## Begin THE DATA

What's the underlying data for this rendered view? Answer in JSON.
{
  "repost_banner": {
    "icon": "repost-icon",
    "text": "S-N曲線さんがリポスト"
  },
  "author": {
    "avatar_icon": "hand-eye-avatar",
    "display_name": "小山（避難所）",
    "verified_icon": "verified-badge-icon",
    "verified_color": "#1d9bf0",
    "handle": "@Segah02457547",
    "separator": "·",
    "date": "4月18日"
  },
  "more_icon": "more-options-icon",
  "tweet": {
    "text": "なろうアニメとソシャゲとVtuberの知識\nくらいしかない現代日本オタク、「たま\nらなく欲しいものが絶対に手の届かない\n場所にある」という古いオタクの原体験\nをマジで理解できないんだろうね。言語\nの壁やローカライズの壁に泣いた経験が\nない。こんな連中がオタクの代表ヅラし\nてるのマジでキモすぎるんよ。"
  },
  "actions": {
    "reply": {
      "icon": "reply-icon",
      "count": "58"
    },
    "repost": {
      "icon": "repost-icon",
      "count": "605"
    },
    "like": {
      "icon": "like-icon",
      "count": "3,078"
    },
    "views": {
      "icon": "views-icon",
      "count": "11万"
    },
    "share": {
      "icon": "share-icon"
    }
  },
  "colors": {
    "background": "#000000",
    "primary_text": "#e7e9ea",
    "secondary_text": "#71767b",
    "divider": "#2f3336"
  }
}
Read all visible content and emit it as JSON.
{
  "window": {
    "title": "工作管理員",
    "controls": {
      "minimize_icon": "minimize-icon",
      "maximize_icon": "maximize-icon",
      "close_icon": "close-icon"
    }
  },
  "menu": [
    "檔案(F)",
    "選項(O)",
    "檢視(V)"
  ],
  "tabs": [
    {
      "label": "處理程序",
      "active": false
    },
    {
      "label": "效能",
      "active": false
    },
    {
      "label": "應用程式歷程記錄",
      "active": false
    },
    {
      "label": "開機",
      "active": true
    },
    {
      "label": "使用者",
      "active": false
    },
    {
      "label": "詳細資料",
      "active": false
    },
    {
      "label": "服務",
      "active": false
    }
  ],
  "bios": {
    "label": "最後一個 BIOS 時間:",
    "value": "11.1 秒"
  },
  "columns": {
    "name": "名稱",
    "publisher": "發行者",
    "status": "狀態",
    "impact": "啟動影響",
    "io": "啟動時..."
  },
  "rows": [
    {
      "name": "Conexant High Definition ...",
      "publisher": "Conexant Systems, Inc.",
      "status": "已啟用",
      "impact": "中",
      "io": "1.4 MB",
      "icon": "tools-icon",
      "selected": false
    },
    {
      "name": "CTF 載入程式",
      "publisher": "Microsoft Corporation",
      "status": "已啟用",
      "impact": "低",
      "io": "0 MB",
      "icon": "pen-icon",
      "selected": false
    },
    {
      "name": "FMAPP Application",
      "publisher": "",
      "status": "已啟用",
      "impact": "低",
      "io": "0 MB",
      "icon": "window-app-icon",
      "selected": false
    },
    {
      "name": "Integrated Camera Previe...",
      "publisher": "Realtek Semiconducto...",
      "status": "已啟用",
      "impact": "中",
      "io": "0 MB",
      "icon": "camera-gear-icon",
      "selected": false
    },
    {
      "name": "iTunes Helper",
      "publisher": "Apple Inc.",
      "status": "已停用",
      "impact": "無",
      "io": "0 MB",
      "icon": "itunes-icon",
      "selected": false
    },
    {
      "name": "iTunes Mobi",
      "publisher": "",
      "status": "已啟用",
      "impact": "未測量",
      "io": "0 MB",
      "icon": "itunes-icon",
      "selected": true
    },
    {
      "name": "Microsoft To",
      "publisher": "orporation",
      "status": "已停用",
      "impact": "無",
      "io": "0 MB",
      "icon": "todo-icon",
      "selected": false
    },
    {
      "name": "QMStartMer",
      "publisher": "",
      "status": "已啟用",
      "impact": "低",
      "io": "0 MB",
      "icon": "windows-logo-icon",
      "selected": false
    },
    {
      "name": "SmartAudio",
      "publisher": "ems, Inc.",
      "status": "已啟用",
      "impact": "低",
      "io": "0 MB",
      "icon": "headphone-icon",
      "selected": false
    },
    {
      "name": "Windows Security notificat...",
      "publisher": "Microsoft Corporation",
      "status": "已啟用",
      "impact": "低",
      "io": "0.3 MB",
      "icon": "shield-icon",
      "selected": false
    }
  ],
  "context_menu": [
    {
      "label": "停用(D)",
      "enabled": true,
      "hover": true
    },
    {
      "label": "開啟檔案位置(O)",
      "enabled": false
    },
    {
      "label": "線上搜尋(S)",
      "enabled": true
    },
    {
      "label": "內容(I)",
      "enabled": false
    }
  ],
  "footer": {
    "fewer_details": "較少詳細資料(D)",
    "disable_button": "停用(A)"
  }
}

## End THE DATA

* **EXERCISE INSTRUCTIONS**
Reproduce the data, keeping every line exactly the same.

* **SOLUTION FOR THIS EXERCISE**
What's the underlying data for this rendered view? Answer in JSON.
{
  "repost_banner": {
    "icon": "repost-icon",
    "text": "S-N曲線さんがリポスト"
  },
  "author": {
    "avatar_icon": "hand-eye-avatar",
    "display_name": "小山（避難所）",
    "verified_icon": "verified-badge-icon",
    "verified_color": "#1d9bf0",
    "handle": "@Segah02457547",
    "separator": "·",
    "date": "4月18日"
  },
  "more_icon": "more-options-icon",
  "tweet": {
    "text": "なろうアニメとソシャゲとVtuberの知識\nくらいしかない現代日本オタク、「たま\nらなく欲しいものが絶対に手の届かない\n場所にある」という古いオタクの原体験\nをマジで理解できないんだろうね。言語\nの壁やローカライズの壁に泣いた経験が\nない。こんな連中がオタクの代表ヅラし\nてるのマジでキモすぎるんよ。"
  },
  "actions": {
    "reply": {
      "icon": "reply-icon",
      "count": "58"
    },
    "repost": {
      "icon": "repost-icon",
      "count": "605"
    },
    "like": {
      "icon": "like-icon",
      "count": "3,078"
    },
    "views": {
      "icon": "views-icon",
      "count": "11万"
    },
    "share": {
      "icon": "share-icon"
    }
  },
  "colors": {
    "background": "#000000",
    "primary_text": "#e7e9ea",
    "secondary_text": "#71767b",
    "divider": "#2f3336"
  }
}
Read all visible content and emit it as JSON.
{
  "window": {
    "title": "工作管理員",
    "controls": {
      "minimize_icon": "minimize-icon",
      "maximize_icon": "maximize-icon",
      "close_icon": "close-icon"
    }
  },
  "menu": [
    "檔案(F)",
    "選項(O)",
    "檢視(V)"
  ],
  "tabs": [
    {
      "label": "處理程序",
      "active": false
    },
    {
      "label": "效能",
      "active": false
    },
    {
      "label": "應用程式歷程記錄",
      "active": false
    },
    {
      "label": "開機",
      "active": true
    },
    {
      "label": "使用者",
      "active": false
    },
    {
      "label": "詳細資料",
      "active": false
    },
    {
      "label": "服務",
      "active": false
    }
  ],
  "bios": {
    "label": "最後一個 BIOS 時間:",
    "value": "11.1 秒"
  },
  "columns": {
    "name": "名稱",
    "publisher": "發行者",
    "status": "狀態",
    "impact": "啟動影響",
    "io": "啟動時..."
  },
  "rows": [
    {
      "name": "Conexant High Definition ...",
      "publisher": "Conexant Systems, Inc.",
      "status": "已啟用",
      "impact": "中",
      "io": "1.4 MB",
      "icon": "tools-icon",
      "selected": false
    },
    {
      "name": "CTF 載入程式",
      "publisher": "Microsoft Corporation",
      "status": "已啟用",
      "impact": "低",
      "io": "0 MB",
      "icon": "pen-icon",
      "selected": false
    },
    {
      "name": "FMAPP Application",
      "publisher": "",
      "status": "已啟用",
      "impact": "低",
      "io": "0 MB",
      "icon": "window-app-icon",
      "selected": false
    },
    {
      "name": "Integrated Camera Previe...",
      "publisher": "Realtek Semiconducto...",
      "status": "已啟用",
      "impact": "中",
      "io": "0 MB",
      "icon": "camera-gear-icon",
      "selected": false
    },
    {
      "name": "iTunes Helper",
      "publisher": "Apple Inc.",
      "status": "已停用",
      "impact": "無",
      "io": "0 MB",
      "icon": "itunes-icon",
      "selected": false
    },
    {
      "name": "iTunes Mobi",
      "publisher": "",
      "status": "已啟用",
      "impact": "未測量",
      "io": "0 MB",
      "icon": "itunes-icon",
      "selected": true
    },
    {
      "name": "Microsoft To",
      "publisher": "orporation",
      "status": "已停用",
      "impact": "無",
      "io": "0 MB",
      "icon": "todo-icon",
      "selected": false
    },
    {
      "name": "QMStartMer",
      "publisher": "",
      "status": "已啟用",
      "impact": "低",
      "io": "0 MB",
      "icon": "windows-logo-icon",
      "selected": false
    },
    {
      "name": "SmartAudio",
      "publisher": "ems, Inc.",
      "status": "已啟用",
      "impact": "低",
      "io": "0 MB",
      "icon": "headphone-icon",
      "selected": false
    },
    {
      "name": "Windows Security notificat...",
      "publisher": "Microsoft Corporation",
      "status": "已啟用",
      "impact": "低",
      "io": "0.3 MB",
      "icon": "shield-icon",
      "selected": false
    }
  ],
  "context_menu": [
    {
      "label": "停用(D)",
      "enabled": true,
      "hover": true
    },
    {
      "label": "開啟檔案位置(O)",
      "enabled": false
    },
    {
      "label": "線上搜尋(S)",
      "enabled": true
    },
    {
      "label": "內容(I)",
      "enabled": false
    }
  ],
  "footer": {
    "fewer_details": "較少詳細資料(D)",
    "disable_button": "停用(A)"
  }
}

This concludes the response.